** OBJECTIVE **
What follows is a listing; restate every line of it word for word.

## start

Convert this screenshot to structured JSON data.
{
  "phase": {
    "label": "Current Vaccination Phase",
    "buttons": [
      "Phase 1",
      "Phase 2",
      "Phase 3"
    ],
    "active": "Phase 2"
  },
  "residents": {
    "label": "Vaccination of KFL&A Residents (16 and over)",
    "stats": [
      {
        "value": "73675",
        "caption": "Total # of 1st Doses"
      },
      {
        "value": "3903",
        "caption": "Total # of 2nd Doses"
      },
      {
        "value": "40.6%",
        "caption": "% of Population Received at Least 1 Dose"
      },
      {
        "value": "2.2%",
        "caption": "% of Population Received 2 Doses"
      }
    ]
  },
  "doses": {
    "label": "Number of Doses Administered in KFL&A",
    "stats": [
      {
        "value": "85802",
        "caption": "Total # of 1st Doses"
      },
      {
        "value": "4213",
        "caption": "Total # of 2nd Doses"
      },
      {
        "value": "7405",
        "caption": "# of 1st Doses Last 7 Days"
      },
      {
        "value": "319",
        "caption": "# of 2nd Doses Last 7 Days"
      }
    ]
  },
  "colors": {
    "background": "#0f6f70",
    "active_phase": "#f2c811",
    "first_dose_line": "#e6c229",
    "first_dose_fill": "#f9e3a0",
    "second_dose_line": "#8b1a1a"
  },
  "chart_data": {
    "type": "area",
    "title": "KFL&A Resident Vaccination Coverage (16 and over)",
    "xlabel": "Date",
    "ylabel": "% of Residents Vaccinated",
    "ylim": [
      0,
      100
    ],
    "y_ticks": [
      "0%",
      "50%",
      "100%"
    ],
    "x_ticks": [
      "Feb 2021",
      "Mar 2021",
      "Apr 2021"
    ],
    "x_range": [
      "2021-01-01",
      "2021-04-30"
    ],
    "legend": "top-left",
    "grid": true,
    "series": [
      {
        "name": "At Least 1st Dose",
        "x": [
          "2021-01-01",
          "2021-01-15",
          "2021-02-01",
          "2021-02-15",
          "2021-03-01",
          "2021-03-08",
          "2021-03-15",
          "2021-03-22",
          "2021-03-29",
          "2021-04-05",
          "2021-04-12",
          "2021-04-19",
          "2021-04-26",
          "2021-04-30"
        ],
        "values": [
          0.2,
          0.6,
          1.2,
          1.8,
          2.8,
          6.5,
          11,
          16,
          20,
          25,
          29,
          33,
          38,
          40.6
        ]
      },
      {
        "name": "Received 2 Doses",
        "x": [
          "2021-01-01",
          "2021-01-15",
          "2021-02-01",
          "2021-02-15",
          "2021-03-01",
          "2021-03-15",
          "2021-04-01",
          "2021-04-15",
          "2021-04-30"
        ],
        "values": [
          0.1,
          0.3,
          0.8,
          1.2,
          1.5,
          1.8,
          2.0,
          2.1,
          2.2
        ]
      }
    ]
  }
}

## end

** TASK ANSWER **
Convert this screenshot to structured JSON data.
{
  "phase": {
    "label": "Current Vaccination Phase",
    "buttons": [
      "Phase 1",
      "Phase 2",
      "Phase 3"
    ],
    "active": "Phase 2"
  },
  "residents": {
    "label": "Vaccination of KFL&A Residents (16 and over)",
    "stats": [
      {
        "value": "73675",
        "caption": "Total # of 1st Doses"
      },
      {
        "value": "3903",
        "caption": "Total # of 2nd Doses"
      },
      {
        "value": "40.6%",
        "caption": "% of Population Received at Least 1 Dose"
      },
      {
        "value": "2.2%",
        "caption": "% of Population Received 2 Doses"
      }
    ]
  },
  "doses": {
    "label": "Number of Doses Administered in KFL&A",
    "stats": [
      {
        "value": "85802",
        "caption": "Total # of 1st Doses"
      },
      {
        "value": "4213",
        "caption": "Total # of 2nd Doses"
      },
      {
        "value": "7405",
        "caption": "# of 1st Doses Last 7 Days"
      },
      {
        "value": "319",
        "caption": "# of 2nd Doses Last 7 Days"
      }
    ]
  },
  "colors": {
    "background": "#0f6f70",
    "active_phase": "#f2c811",
    "first_dose_line": "#e6c229",
    "first_dose_fill": "#f9e3a0",
    "second_dose_line": "#8b1a1a"
  },
  "chart_data": {
    "type": "area",
    "title": "KFL&A Resident Vaccination Coverage (16 and over)",
    "xlabel": "Date",
    "ylabel": "% of Residents Vaccinated",
    "ylim": [
      0,
      100
    ],
    "y_ticks": [
      "0%",
      "50%",
      "100%"
    ],
    "x_ticks": [
      "Feb 2021",
      "Mar 2021",
      "Apr 2021"
    ],
    "x_range": [
      "2021-01-01",
      "2021-04-30"
    ],
    "legend": "top-left",
    "grid": true,
    "series": [
      {
        "name": "At Least 1st Dose",
        "x": [
          "2021-01-01",
          "2021-01-15",
          "2021-02-01",
          "2021-02-15",
          "2021-03-01",
          "2021-03-08",
          "2021-03-15",
          "2021-03-22",
          "2021-03-29",
          "2021-04-05",
          "2021-04-12",
          "2021-04-19",
          "2021-04-26",
          "2021-04-30"
        ],
        "values": [
          0.2,
          0.6,
          1.2,
          1.8,
          2.8,
          6.5,
          11,
          16,
          20,
          25,
          29,
          33,
          38,
          40.6
        ]
      },
      {
        "name": "Received 2 Doses",
        "x": [
          "2021-01-01",
          "2021-01-15",
          "2021-02-01",
          "2021-02-15",
          "2021-03-01",
          "2021-03-15",
          "2021-04-01",
          "2021-04-15",
          "2021-04-30"
        ],
        "values": [
          0.1,
          0.3,
          0.8,
          1.2,
          1.5,
          1.8,
          2.0,
          2.1,
          2.2
        ]
      }
    ]
  }
}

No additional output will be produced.